What is needed: Please report how many lines of the following entries hold the word "high", giving the number alone.

Extracted information:
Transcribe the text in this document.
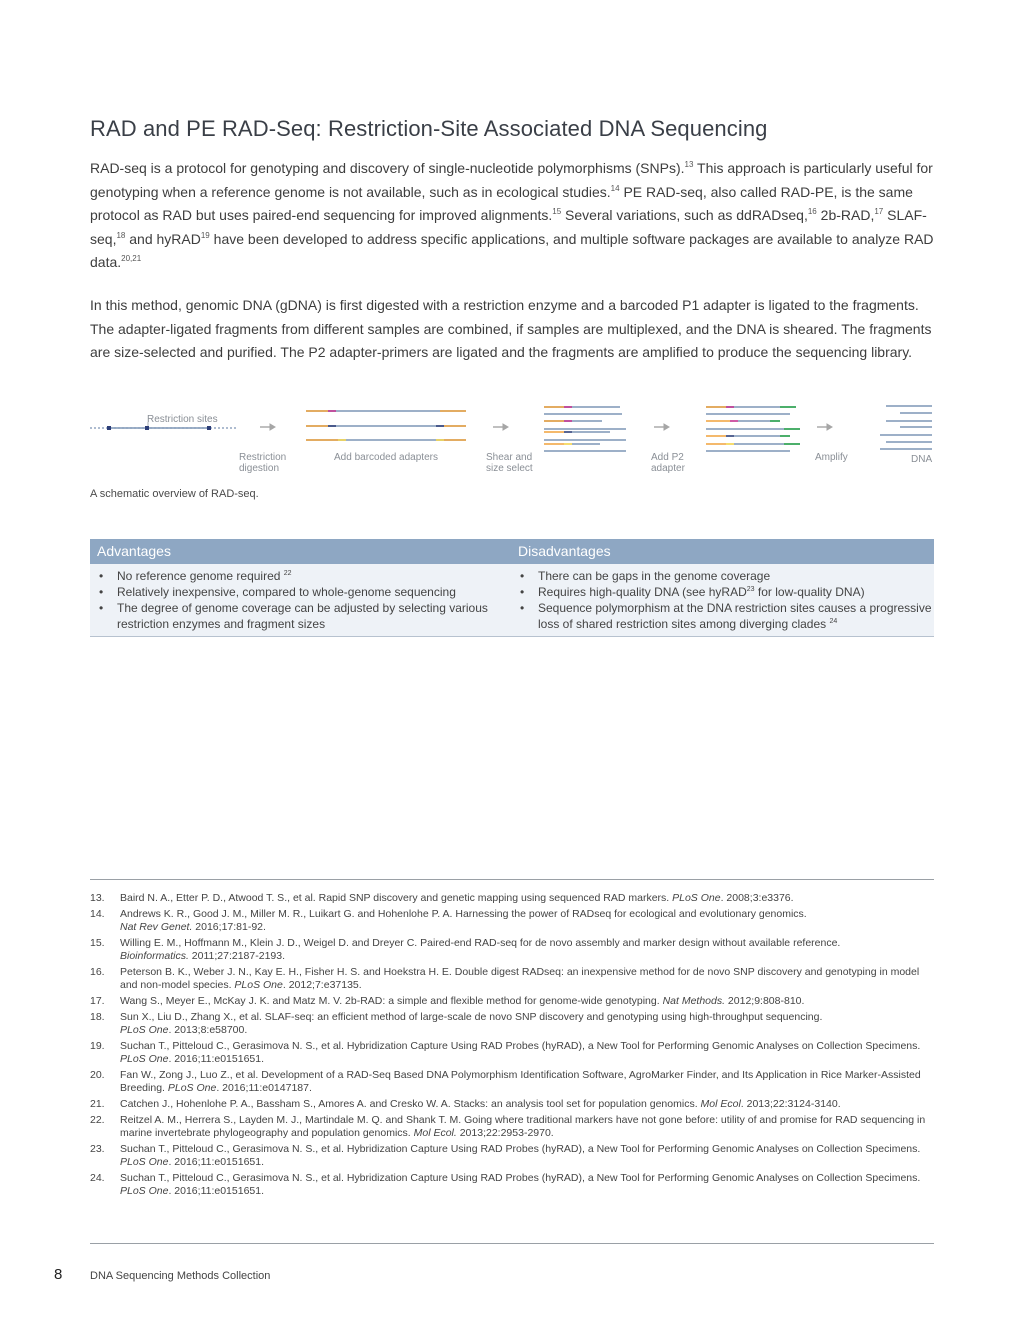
RAD and PE RAD-Seq: Restriction-Site Associated DNA Sequencing

RAD-seq is a protocol for genotyping and discovery of single-nucleotide polymorphisms (SNPs).$^{13}$ This approach is particularly useful for genotyping when a reference genome is not available, such as in ecological studies.$^{14}$ PE RAD-seq, also called RAD-PE, is the same protocol as RAD but uses paired-end sequencing for improved alignments.$^{15}$ Several variations, such as ddRADseq,$^{16}$ 2b-RAD,$^{17}$ SLAF-seq,$^{18}$ and hyRAD$^{19}$ have been developed to address specific applications, and multiple software packages are available to analyze RAD data.$^{20,21}$

In this method, genomic DNA (gDNA) is first digested with a restriction enzyme and a barcoded P1 adapter is ligated to the fragments. The adapter-ligated fragments from different samples are combined, if samples are multiplexed, and the DNA is sheared. The fragments are size-selected and purified. The P2 adapter-primers are ligated and the fragments are amplified to produce the sequencing library.

Restriction sites
Restriction
digestion
Add barcoded adapters	Shear and
size select
Add P2
adapter
Amplify	DNA
A schematic overview of RAD-seq.
Advantages	Disadvantages
• No reference genome required $^{22}$
• Relatively inexpensive, compared to whole-genome sequencing
• The degree of genome coverage can be adjusted by selecting various restriction enzymes and fragment sizes
• There can be gaps in the genome coverage
• Requires high-quality DNA (see hyRAD$^{23}$ for low-quality DNA)
• Sequence polymorphism at the DNA restriction sites causes a progressive loss of shared restriction sites among diverging clades $^{24}$
13. Baird N. A., Etter P. D., Atwood T. S., et al. Rapid SNP discovery and genetic mapping using sequenced RAD markers. PLoS One. 2008;3:e3376.
14. Andrews K. R., Good J. M., Miller M. R., Luikart G. and Hohenlohe P. A. Harnessing the power of RADseq for ecological and evolutionary genomics.
Nat Rev Genet. 2016;17:81-92.
15. Willing E. M., Hoffmann M., Klein J. D., Weigel D. and Dreyer C. Paired-end RAD-seq for de novo assembly and marker design without available reference.
Bioinformatics. 2011;27:2187-2193.
16. Peterson B. K., Weber J. N., Kay E. H., Fisher H. S. and Hoekstra H. E. Double digest RADseq: an inexpensive method for de novo SNP discovery and genotyping in model and non-model species. PLoS One. 2012;7:e37135.
17. Wang S., Meyer E., McKay J. K. and Matz M. V. 2b-RAD: a simple and flexible method for genome-wide genotyping. Nat Methods. 2012;9:808-810.
18. Sun X., Liu D., Zhang X., et al. SLAF-seq: an efficient method of large-scale de novo SNP discovery and genotyping using high-throughput sequencing.
PLoS One. 2013;8:e58700.
19. Suchan T., Pitteloud C., Gerasimova N. S., et al. Hybridization Capture Using RAD Probes (hyRAD), a New Tool for Performing Genomic Analyses on Collection Specimens. PLoS One. 2016;11:e0151651.
20. Fan W., Zong J., Luo Z., et al. Development of a RAD-Seq Based DNA Polymorphism Identification Software, AgroMarker Finder, and Its Application in Rice Marker-Assisted Breeding. PLoS One. 2016;11:e0147187.
21. Catchen J., Hohenlohe P. A., Bassham S., Amores A. and Cresko W. A. Stacks: an analysis tool set for population genomics. Mol Ecol. 2013;22:3124-3140.
22. Reitzel A. M., Herrera S., Layden M. J., Martindale M. Q. and Shank T. M. Going where traditional markers have not gone before: utility of and promise for RAD sequencing in marine invertebrate phylogeography and population genomics. Mol Ecol. 2013;22:2953-2970.
23. Suchan T., Pitteloud C., Gerasimova N. S., et al. Hybridization Capture Using RAD Probes (hyRAD), a New Tool for Performing Genomic Analyses on Collection Specimens. PLoS One. 2016;11:e0151651.
24. Suchan T., Pitteloud C., Gerasimova N. S., et al. Hybridization Capture Using RAD Probes (hyRAD), a New Tool for Performing Genomic Analyses on Collection Specimens. PLoS One. 2016;11:e0151651.
8	DNA Sequencing Methods Collection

Exercise response: 2